▶ Records provided

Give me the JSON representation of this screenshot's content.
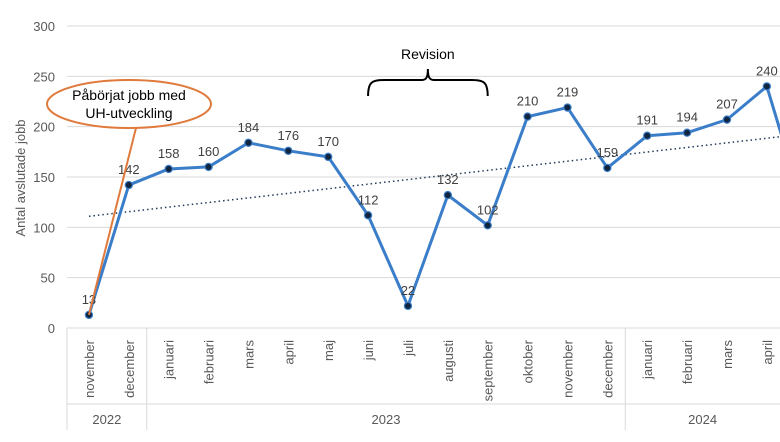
{
  "chart_data": {
    "type": "line",
    "title": "",
    "xlabel": "",
    "ylabel": "Antal avslutade jobb",
    "ylim": [
      0,
      300
    ],
    "yticks": [
      0,
      50,
      100,
      150,
      200,
      250,
      300
    ],
    "grid": true,
    "legend": "none",
    "categories": [
      "november",
      "december",
      "januari",
      "februari",
      "mars",
      "april",
      "maj",
      "juni",
      "juli",
      "augusti",
      "september",
      "oktober",
      "november",
      "december",
      "januari",
      "februari",
      "mars",
      "april"
    ],
    "year_groups": [
      {
        "label": "2022",
        "count": 2
      },
      {
        "label": "2023",
        "count": 12
      },
      {
        "label": "2024",
        "count": 4
      }
    ],
    "series": [
      {
        "name": "",
        "values": [
          13,
          142,
          158,
          160,
          184,
          176,
          170,
          112,
          22,
          132,
          102,
          210,
          219,
          159,
          191,
          194,
          207,
          240
        ],
        "color": "#3a7dc9"
      }
    ],
    "trendline": {
      "type": "linear",
      "style": "dotted",
      "start": 111,
      "end": 190,
      "color": "#1f3b5c"
    },
    "annotations": {
      "callout_text": "Påbörjat jobb med UH-utveckling",
      "callout_line1": "Påbörjat jobb med",
      "callout_line2": "UH-utveckling",
      "callout_color": "#e07a3c",
      "bracket_label": "Revision",
      "bracket_from": "juni",
      "bracket_to": "september"
    }
  }
}
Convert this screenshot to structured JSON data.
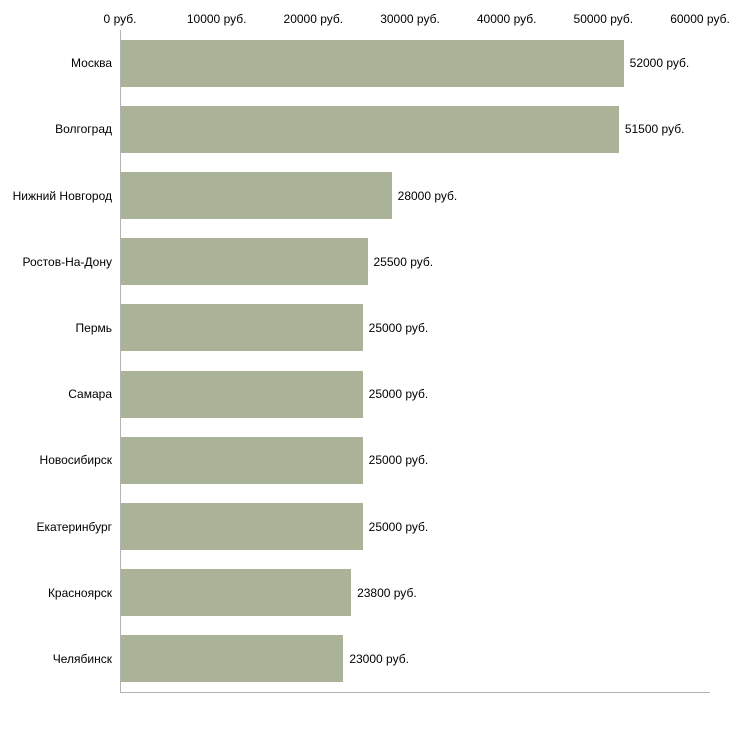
{
  "chart_data": {
    "type": "bar",
    "orientation": "horizontal",
    "title": "",
    "xlabel": "",
    "ylabel": "",
    "xlim": [
      0,
      60000
    ],
    "grid": false,
    "legend": false,
    "bar_color": "#aab397",
    "axis_color": "#b3b3b3",
    "text_color": "#000000",
    "categories": [
      "Москва",
      "Волгоград",
      "Нижний Новгород",
      "Ростов-На-Дону",
      "Пермь",
      "Самара",
      "Новосибирск",
      "Екатеринбург",
      "Красноярск",
      "Челябинск"
    ],
    "values": [
      52000,
      51500,
      28000,
      25500,
      25000,
      25000,
      25000,
      25000,
      23800,
      23000
    ],
    "value_labels": [
      "52000 руб.",
      "51500 руб.",
      "28000 руб.",
      "25500 руб.",
      "25000 руб.",
      "25000 руб.",
      "25000 руб.",
      "25000 руб.",
      "23800 руб.",
      "23000 руб."
    ],
    "x_ticks": [
      {
        "value": 0,
        "label": "0 руб."
      },
      {
        "value": 10000,
        "label": "10000 руб."
      },
      {
        "value": 20000,
        "label": "20000 руб."
      },
      {
        "value": 30000,
        "label": "30000 руб."
      },
      {
        "value": 40000,
        "label": "40000 руб."
      },
      {
        "value": 50000,
        "label": "50000 руб."
      },
      {
        "value": 60000,
        "label": "60000 руб."
      }
    ]
  }
}
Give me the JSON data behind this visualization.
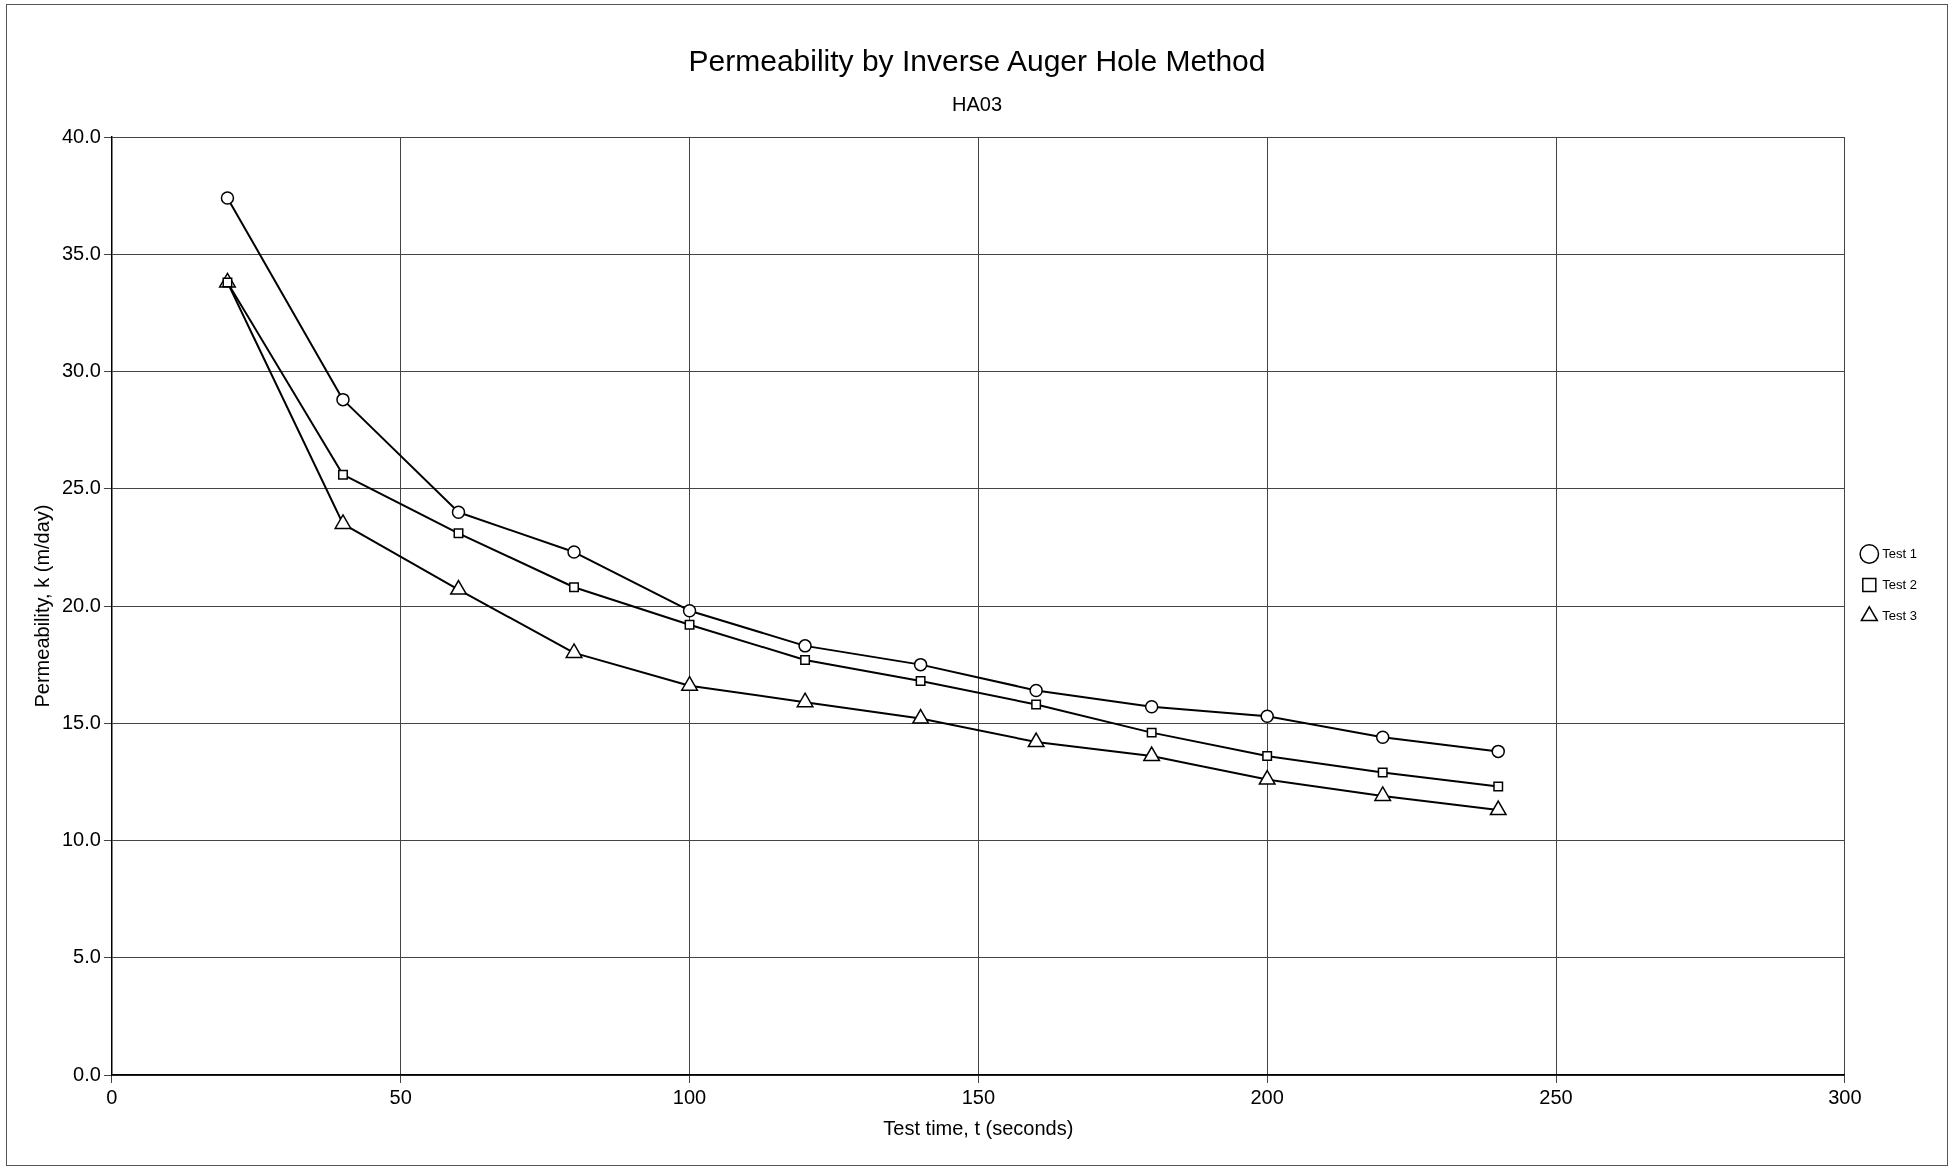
{
  "chart_data": {
    "type": "line",
    "title": "Permeability by Inverse Auger Hole Method",
    "subtitle": "HA03",
    "xlabel": "Test time, t (seconds)",
    "ylabel": "Permeability, k (m/day)",
    "x": [
      20,
      40,
      60,
      80,
      100,
      120,
      140,
      160,
      180,
      200,
      220,
      240
    ],
    "series": [
      {
        "name": "Test 1",
        "color": "#000000",
        "marker": "circle",
        "values": [
          37.4,
          28.8,
          24.0,
          22.3,
          19.8,
          18.3,
          17.5,
          16.4,
          15.7,
          15.3,
          14.4,
          13.8
        ]
      },
      {
        "name": "Test 2",
        "color": "#000000",
        "marker": "square",
        "values": [
          33.8,
          25.6,
          23.1,
          20.8,
          19.2,
          17.7,
          16.8,
          15.8,
          14.6,
          13.6,
          12.9,
          12.3
        ]
      },
      {
        "name": "Test 3",
        "color": "#000000",
        "marker": "triangle",
        "values": [
          33.8,
          23.5,
          20.7,
          18.0,
          16.6,
          15.9,
          15.2,
          14.2,
          13.6,
          12.6,
          11.9,
          11.3
        ]
      }
    ],
    "xlim": [
      0,
      300
    ],
    "xticks": [
      0,
      50,
      100,
      150,
      200,
      250,
      300
    ],
    "ylim": [
      0,
      40
    ],
    "yticks": [
      {
        "value": 0,
        "label": "0.0"
      },
      {
        "value": 5,
        "label": "5.0"
      },
      {
        "value": 10,
        "label": "10.0"
      },
      {
        "value": 15,
        "label": "15.0"
      },
      {
        "value": 20,
        "label": "20.0"
      },
      {
        "value": 25,
        "label": "25.0"
      },
      {
        "value": 30,
        "label": "30.0"
      },
      {
        "value": 35,
        "label": "35.0"
      },
      {
        "value": 40,
        "label": "40.0"
      }
    ],
    "grid": true,
    "legend": "right",
    "line_style": "solid"
  }
}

▶ What is asked
Leave the pictures out and reproduce each record exactly as written.

▶ Task answer
Give me the JSON representation of this screenshot's content.
{
  "chart_data": {
    "type": "line",
    "title": "",
    "xlabel": "",
    "ylabel": "Antal avslutade jobb",
    "ylim": [
      0,
      300
    ],
    "yticks": [
      0,
      50,
      100,
      150,
      200,
      250,
      300
    ],
    "grid": true,
    "legend": "none",
    "categories": [
      "november",
      "december",
      "januari",
      "februari",
      "mars",
      "april",
      "maj",
      "juni",
      "juli",
      "augusti",
      "september",
      "oktober",
      "november",
      "december",
      "januari",
      "februari",
      "mars",
      "april"
    ],
    "year_groups": [
      {
        "label": "2022",
        "count": 2
      },
      {
        "label": "2023",
        "count": 12
      },
      {
        "label": "2024",
        "count": 4
      }
    ],
    "series": [
      {
        "name": "",
        "values": [
          13,
          142,
          158,
          160,
          184,
          176,
          170,
          112,
          22,
          132,
          102,
          210,
          219,
          159,
          191,
          194,
          207,
          240
        ],
        "color": "#3a7dc9"
      }
    ],
    "trendline": {
      "type": "linear",
      "style": "dotted",
      "start": 111,
      "end": 190,
      "color": "#1f3b5c"
    },
    "annotations": {
      "callout_text": "Påbörjat jobb med UH-utveckling",
      "callout_line1": "Påbörjat jobb med",
      "callout_line2": "UH-utveckling",
      "callout_color": "#e07a3c",
      "bracket_label": "Revision",
      "bracket_from": "juni",
      "bracket_to": "september"
    }
  }
}
Convert this screenshot to structured JSON data.
{
  "chart_data": {
    "type": "bar",
    "orientation": "horizontal",
    "title": "",
    "xlabel": "",
    "ylabel": "",
    "xlim": [
      0,
      60000
    ],
    "grid": false,
    "legend": false,
    "bar_color": "#aab397",
    "axis_color": "#b3b3b3",
    "text_color": "#000000",
    "categories": [
      "Москва",
      "Волгоград",
      "Нижний Новгород",
      "Ростов-На-Дону",
      "Пермь",
      "Самара",
      "Новосибирск",
      "Екатеринбург",
      "Красноярск",
      "Челябинск"
    ],
    "values": [
      52000,
      51500,
      28000,
      25500,
      25000,
      25000,
      25000,
      25000,
      23800,
      23000
    ],
    "value_labels": [
      "52000 руб.",
      "51500 руб.",
      "28000 руб.",
      "25500 руб.",
      "25000 руб.",
      "25000 руб.",
      "25000 руб.",
      "25000 руб.",
      "23800 руб.",
      "23000 руб."
    ],
    "x_ticks": [
      {
        "value": 0,
        "label": "0 руб."
      },
      {
        "value": 10000,
        "label": "10000 руб."
      },
      {
        "value": 20000,
        "label": "20000 руб."
      },
      {
        "value": 30000,
        "label": "30000 руб."
      },
      {
        "value": 40000,
        "label": "40000 руб."
      },
      {
        "value": 50000,
        "label": "50000 руб."
      },
      {
        "value": 60000,
        "label": "60000 руб."
      }
    ]
  }
}
Give me the JSON data behind this visualization.
{
  "chart_data": {
    "type": "line",
    "title": "Permeability by Inverse Auger Hole Method",
    "subtitle": "HA03",
    "xlabel": "Test time, t (seconds)",
    "ylabel": "Permeability, k (m/day)",
    "x": [
      20,
      40,
      60,
      80,
      100,
      120,
      140,
      160,
      180,
      200,
      220,
      240
    ],
    "series": [
      {
        "name": "Test 1",
        "color": "#000000",
        "marker": "circle",
        "values": [
          37.4,
          28.8,
          24.0,
          22.3,
          19.8,
          18.3,
          17.5,
          16.4,
          15.7,
          15.3,
          14.4,
          13.8
        ]
      },
      {
        "name": "Test 2",
        "color": "#000000",
        "marker": "square",
        "values": [
          33.8,
          25.6,
          23.1,
          20.8,
          19.2,
          17.7,
          16.8,
          15.8,
          14.6,
          13.6,
          12.9,
          12.3
        ]
      },
      {
        "name": "Test 3",
        "color": "#000000",
        "marker": "triangle",
        "values": [
          33.8,
          23.5,
          20.7,
          18.0,
          16.6,
          15.9,
          15.2,
          14.2,
          13.6,
          12.6,
          11.9,
          11.3
        ]
      }
    ],
    "xlim": [
      0,
      300
    ],
    "xticks": [
      0,
      50,
      100,
      150,
      200,
      250,
      300
    ],
    "ylim": [
      0,
      40
    ],
    "yticks": [
      {
        "value": 0,
        "label": "0.0"
      },
      {
        "value": 5,
        "label": "5.0"
      },
      {
        "value": 10,
        "label": "10.0"
      },
      {
        "value": 15,
        "label": "15.0"
      },
      {
        "value": 20,
        "label": "20.0"
      },
      {
        "value": 25,
        "label": "25.0"
      },
      {
        "value": 30,
        "label": "30.0"
      },
      {
        "value": 35,
        "label": "35.0"
      },
      {
        "value": 40,
        "label": "40.0"
      }
    ],
    "grid": true,
    "legend": "right",
    "line_style": "solid"
  }
}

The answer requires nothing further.